**To be done:** Transcribe all the entries word for word, but omit the images.

**Given information:**

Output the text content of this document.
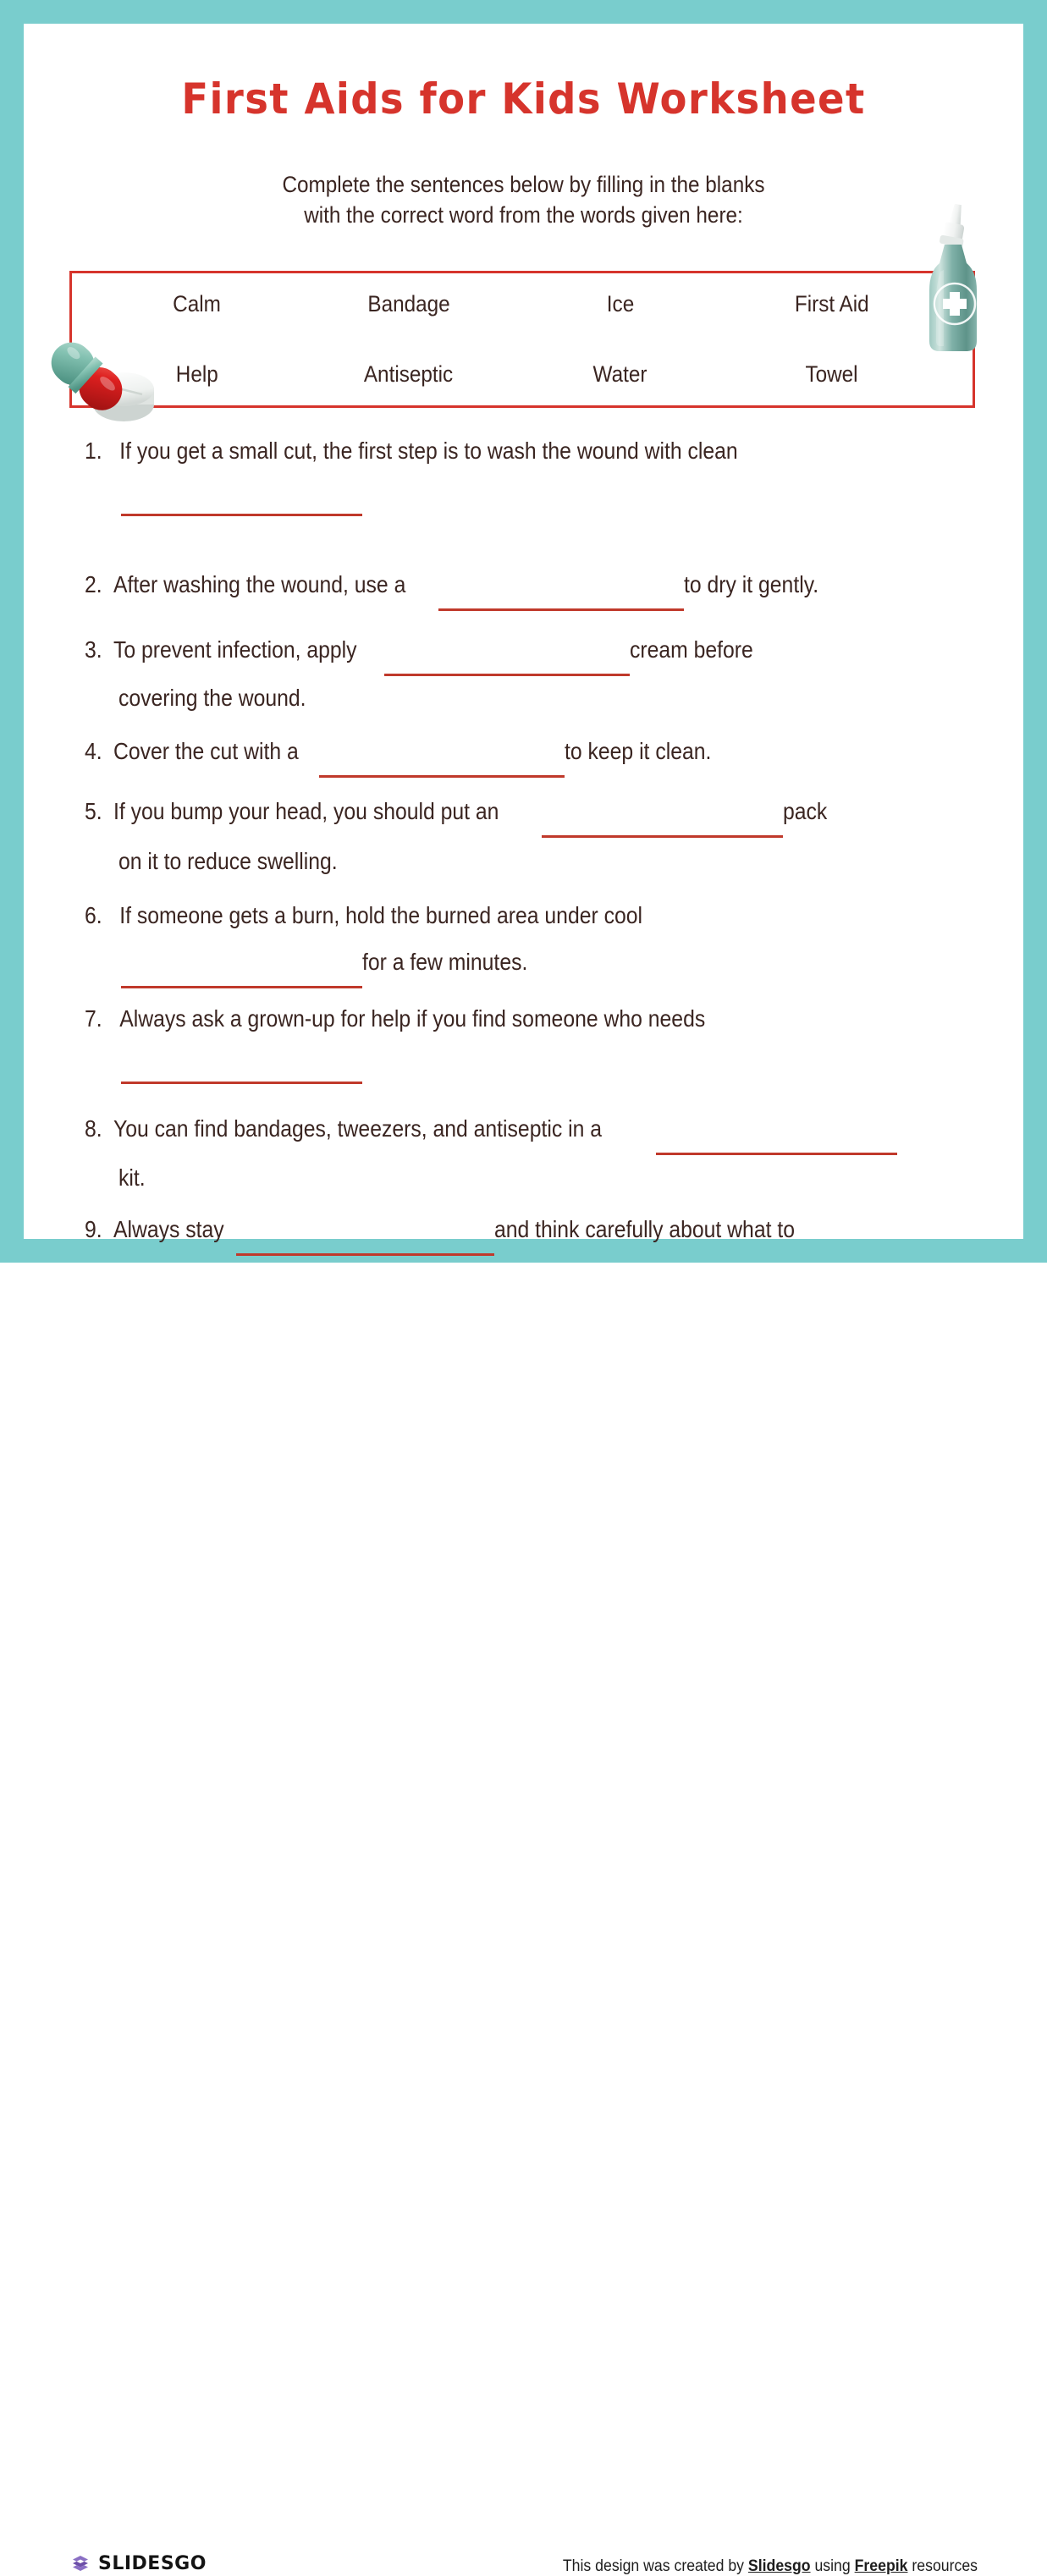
First Aids for Kids Worksheet
Complete the sentences below by filling in the blanks
with the correct word from the words given here:
Calm	Bandage	Ice	First Aid
Help	Antiseptic	Water	Towel
1. If you get a small cut, the first step is to wash the wound with clean
2. After washing the wound, use a
	to dry it gently.
3. To prevent infection, apply
	cream before
covering the wound.
4. Cover the cut with a
	to keep it clean.
5. If you bump your head, you should put an
	pack
on it to reduce swelling.
6. If someone gets a burn, hold the burned area under cool

for a few minutes.
7. Always ask a grown-up for help if you find someone who needs
8. You can find bandages, tweezers, and antiseptic in a

kit.
9. Always stay
	and think carefully about what to
SLIDESGO	This design was created by Slidesgo using Freepik resources
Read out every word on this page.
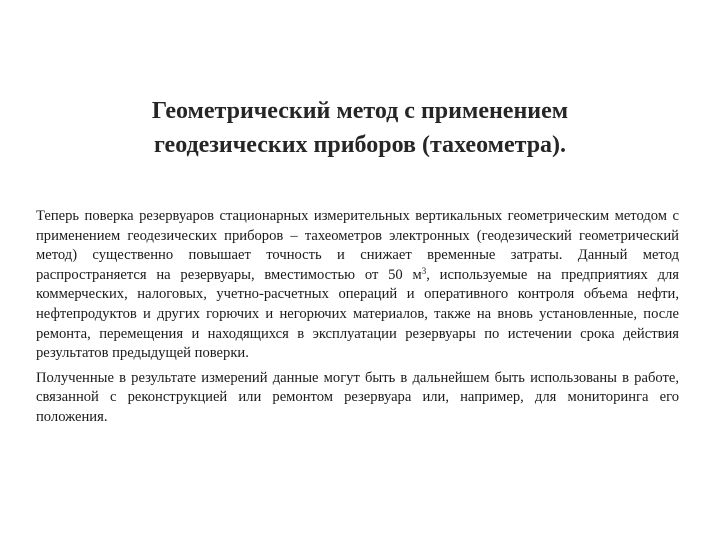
Геометрический метод с применением
геодезических приборов (тахеометра).

Теперь поверка резервуаров стационарных измерительных вертикальных геометрическим методом с применением геодезических приборов – тахеометров электронных (геодезический геометрический метод) существенно повышает точность и снижает временные затраты. Данный метод распространяется на резервуары, вместимостью от 50 $м^3$, используемые на предприятиях для коммерческих, налоговых, учетно-расчетных операций и оперативного контроля объема нефти, нефтепродуктов и других горючих и негорючих материалов, также на вновь установленные, после ремонта, перемещения и находящихся в эксплуатации резервуары по истечении срока действия результатов предыдущей поверки.

Полученные в результате измерений данные могут быть в дальнейшем быть использованы в работе, связанной с реконструкцией или ремонтом резервуара или, например, для мониторинга его положения.
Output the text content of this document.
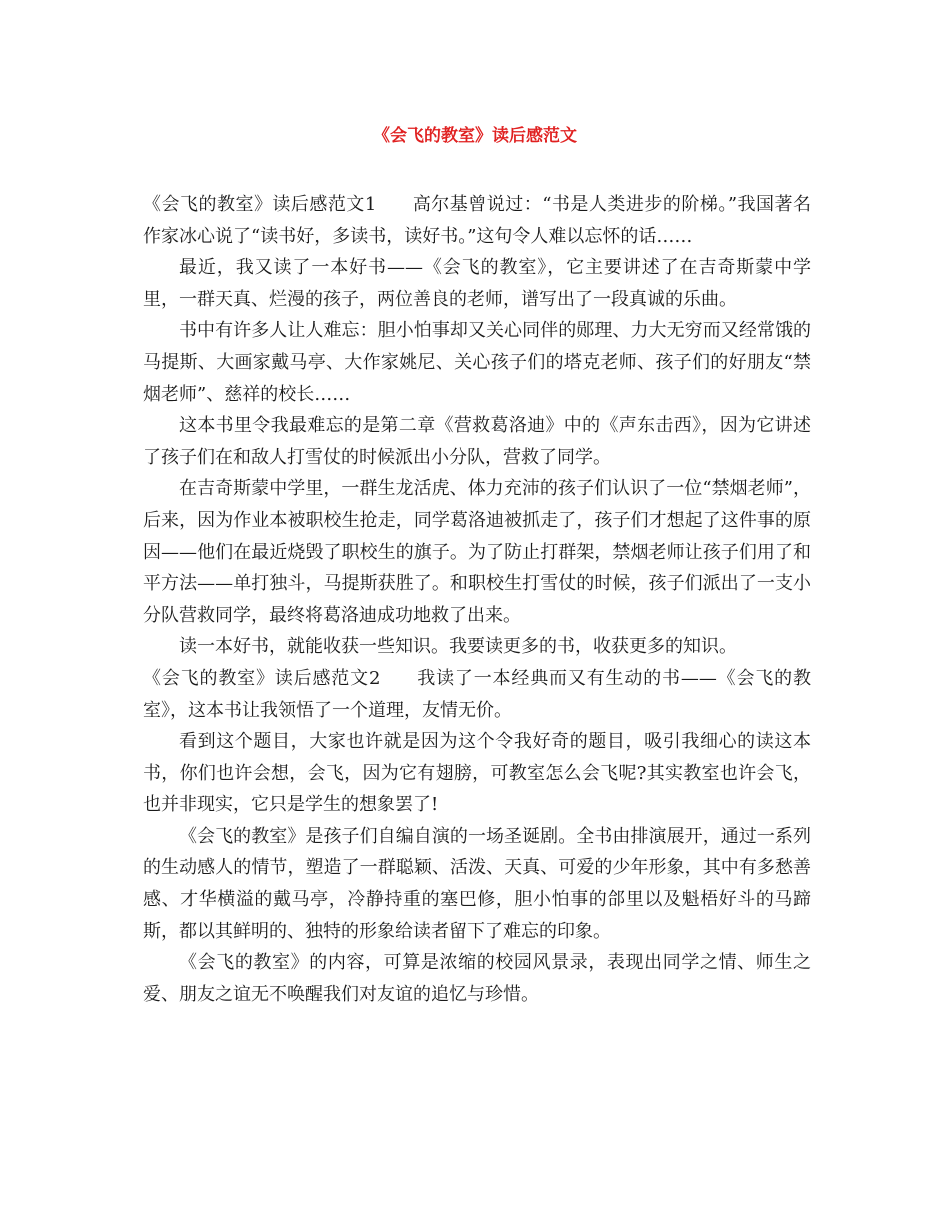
《会飞的教室》读后感范文

《会飞的教室》读后感范文1 高尔基曾说过：“书是人类进步的阶梯。”我国著名作家冰心说了“读书好，多读书，读好书。”这句令人难以忘怀的话……

最近，我又读了一本好书——《会飞的教室》，它主要讲述了在吉奇斯蒙中学里，一群天真、烂漫的孩子，两位善良的老师，谱写出了一段真诚的乐曲。

书中有许多人让人难忘：胆小怕事却又关心同伴的郧理、力大无穷而又经常饿的马提斯、大画家戴马亭、大作家姚尼、关心孩子们的塔克老师、孩子们的好朋友“禁烟老师”、慈祥的校长……

这本书里令我最难忘的是第二章《营救葛洛迪》中的《声东击西》，因为它讲述了孩子们在和敌人打雪仗的时候派出小分队，营救了同学。

在吉奇斯蒙中学里，一群生龙活虎、体力充沛的孩子们认识了一位“禁烟老师”，后来，因为作业本被职校生抢走，同学葛洛迪被抓走了，孩子们才想起了这件事的原因——他们在最近烧毁了职校生的旗子。为了防止打群架，禁烟老师让孩子们用了和平方法——单打独斗，马提斯获胜了。和职校生打雪仗的时候，孩子们派出了一支小分队营救同学，最终将葛洛迪成功地救了出来。

读一本好书，就能收获一些知识。我要读更多的书，收获更多的知识。

《会飞的教室》读后感范文2 我读了一本经典而又有生动的书——《会飞的教室》，这本书让我领悟了一个道理，友情无价。

看到这个题目，大家也许就是因为这个令我好奇的题目，吸引我细心的读这本书，你们也许会想，会飞，因为它有翅膀，可教室怎么会飞呢?其实教室也许会飞，也并非现实，它只是学生的想象罢了!

《会飞的教室》是孩子们自编自演的一场圣诞剧。全书由排演展开，通过一系列的生动感人的情节，塑造了一群聪颖、活泼、天真、可爱的少年形象，其中有多愁善感、才华横溢的戴马亭，冷静持重的塞巴修，胆小怕事的郃里以及魁梧好斗的马蹄斯，都以其鲜明的、独特的形象给读者留下了难忘的印象。

《会飞的教室》的内容，可算是浓缩的校园风景录，表现出同学之情、师生之爱、朋友之谊无不唤醒我们对友谊的追忆与珍惜。
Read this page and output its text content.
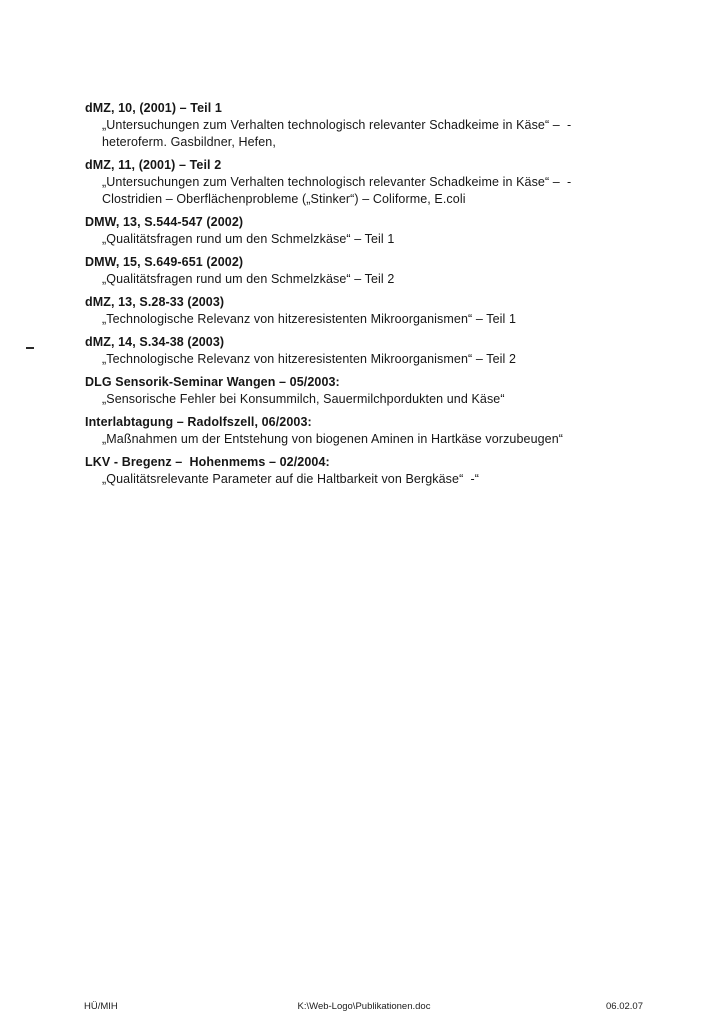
dMZ, 10, (2001) – Teil 1
„Untersuchungen zum Verhalten technologisch relevanter Schadkeime in Käse“ –  -
heteroferm. Gasbildner, Hefen,
dMZ, 11, (2001) – Teil 2
„Untersuchungen zum Verhalten technologisch relevanter Schadkeime in Käse“ –  -
Clostridien – Oberflächenprobleme („Stinker“) – Coliforme, E.coli
DMW, 13, S.544-547 (2002)
„Qualitätsfragen rund um den Schmelzkäse“ – Teil 1
DMW, 15, S.649-651 (2002)
„Qualitätsfragen rund um den Schmelzkäse“ – Teil 2
dMZ, 13, S.28-33 (2003)
„Technologische Relevanz von hitzeresistenten Mikroorganismen“ – Teil 1
dMZ, 14, S.34-38 (2003)
„Technologische Relevanz von hitzeresistenten Mikroorganismen“ – Teil 2
DLG Sensorik-Seminar Wangen – 05/2003:
„Sensorische Fehler bei Konsummilch, Sauermilchpordukten und Käse“
Interlabtagung – Radolfszell, 06/2003:
„Maßnahmen um der Entstehung von biogenen Aminen in Hartkäse vorzubeugen“
LKV - Bregenz –  Hohenmems – 02/2004:
„Qualitätsrelevante Parameter auf die Haltbarkeit von Bergkäse“  -“
HÜ/MIH	K:\Web-Logo\Publikationen.doc	06.02.07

**Answer to the problem:**
Output the text content of this document.
First Aids for Kids Worksheet
Complete the sentences below by filling in the blanks
with the correct word from the words given here:
Calm	Bandage	Ice	First Aid
Help	Antiseptic	Water	Towel
1. If you get a small cut, the first step is to wash the wound with clean
2. After washing the wound, use a
	to dry it gently.
3. To prevent infection, apply
	cream before
covering the wound.
4. Cover the cut with a
	to keep it clean.
5. If you bump your head, you should put an
	pack
on it to reduce swelling.
6. If someone gets a burn, hold the burned area under cool

for a few minutes.
7. Always ask a grown-up for help if you find someone who needs
8. You can find bandages, tweezers, and antiseptic in a

kit.
9. Always stay
	and think carefully about what to
SLIDESGO	This design was created by Slidesgo using Freepik resources
Read out every word on this page.
Геометрический метод с применением
геодезических приборов (тахеометра).

Теперь поверка резервуаров стационарных измерительных вертикальных геометрическим методом с применением геодезических приборов – тахеометров электронных (геодезический геометрический метод) существенно повышает точность и снижает временные затраты. Данный метод распространяется на резервуары, вместимостью от 50 $м^3$, используемые на предприятиях для коммерческих, налоговых, учетно-расчетных операций и оперативного контроля объема нефти, нефтепродуктов и других горючих и негорючих материалов, также на вновь установленные, после ремонта, перемещения и находящихся в эксплуатации резервуары по истечении срока действия результатов предыдущей поверки.

Полученные в результате измерений данные могут быть в дальнейшем быть использованы в работе, связанной с реконструкцией или ремонтом резервуара или, например, для мониторинга его положения.
Output the text content of this document.
《会飞的教室》读后感范文

《会飞的教室》读后感范文1 高尔基曾说过：“书是人类进步的阶梯。”我国著名作家冰心说了“读书好，多读书，读好书。”这句令人难以忘怀的话……

最近，我又读了一本好书——《会飞的教室》，它主要讲述了在吉奇斯蒙中学里，一群天真、烂漫的孩子，两位善良的老师，谱写出了一段真诚的乐曲。

书中有许多人让人难忘：胆小怕事却又关心同伴的郧理、力大无穷而又经常饿的马提斯、大画家戴马亭、大作家姚尼、关心孩子们的塔克老师、孩子们的好朋友“禁烟老师”、慈祥的校长……

这本书里令我最难忘的是第二章《营救葛洛迪》中的《声东击西》，因为它讲述了孩子们在和敌人打雪仗的时候派出小分队，营救了同学。

在吉奇斯蒙中学里，一群生龙活虎、体力充沛的孩子们认识了一位“禁烟老师”，后来，因为作业本被职校生抢走，同学葛洛迪被抓走了，孩子们才想起了这件事的原因——他们在最近烧毁了职校生的旗子。为了防止打群架，禁烟老师让孩子们用了和平方法——单打独斗，马提斯获胜了。和职校生打雪仗的时候，孩子们派出了一支小分队营救同学，最终将葛洛迪成功地救了出来。

读一本好书，就能收获一些知识。我要读更多的书，收获更多的知识。

《会飞的教室》读后感范文2 我读了一本经典而又有生动的书——《会飞的教室》，这本书让我领悟了一个道理，友情无价。

看到这个题目，大家也许就是因为这个令我好奇的题目，吸引我细心的读这本书，你们也许会想，会飞，因为它有翅膀，可教室怎么会飞呢?其实教室也许会飞，也并非现实，它只是学生的想象罢了!

《会飞的教室》是孩子们自编自演的一场圣诞剧。全书由排演展开，通过一系列的生动感人的情节，塑造了一群聪颖、活泼、天真、可爱的少年形象，其中有多愁善感、才华横溢的戴马亭，冷静持重的塞巴修，胆小怕事的郃里以及魁梧好斗的马蹄斯，都以其鲜明的、独特的形象给读者留下了难忘的印象。

《会飞的教室》的内容，可算是浓缩的校园风景录，表现出同学之情、师生之爱、朋友之谊无不唤醒我们对友谊的追忆与珍惜。
Read this page and output its text content.
dMZ, 10, (2001) – Teil 1
„Untersuchungen zum Verhalten technologisch relevanter Schadkeime in Käse“ –  -
heteroferm. Gasbildner, Hefen,
dMZ, 11, (2001) – Teil 2
„Untersuchungen zum Verhalten technologisch relevanter Schadkeime in Käse“ –  -
Clostridien – Oberflächenprobleme („Stinker“) – Coliforme, E.coli
DMW, 13, S.544-547 (2002)
„Qualitätsfragen rund um den Schmelzkäse“ – Teil 1
DMW, 15, S.649-651 (2002)
„Qualitätsfragen rund um den Schmelzkäse“ – Teil 2
dMZ, 13, S.28-33 (2003)
„Technologische Relevanz von hitzeresistenten Mikroorganismen“ – Teil 1
dMZ, 14, S.34-38 (2003)
„Technologische Relevanz von hitzeresistenten Mikroorganismen“ – Teil 2
DLG Sensorik-Seminar Wangen – 05/2003:
„Sensorische Fehler bei Konsummilch, Sauermilchpordukten und Käse“
Interlabtagung – Radolfszell, 06/2003:
„Maßnahmen um der Entstehung von biogenen Aminen in Hartkäse vorzubeugen“
LKV - Bregenz –  Hohenmems – 02/2004:
„Qualitätsrelevante Parameter auf die Haltbarkeit von Bergkäse“  -“
HÜ/MIH	K:\Web-Logo\Publikationen.doc	06.02.07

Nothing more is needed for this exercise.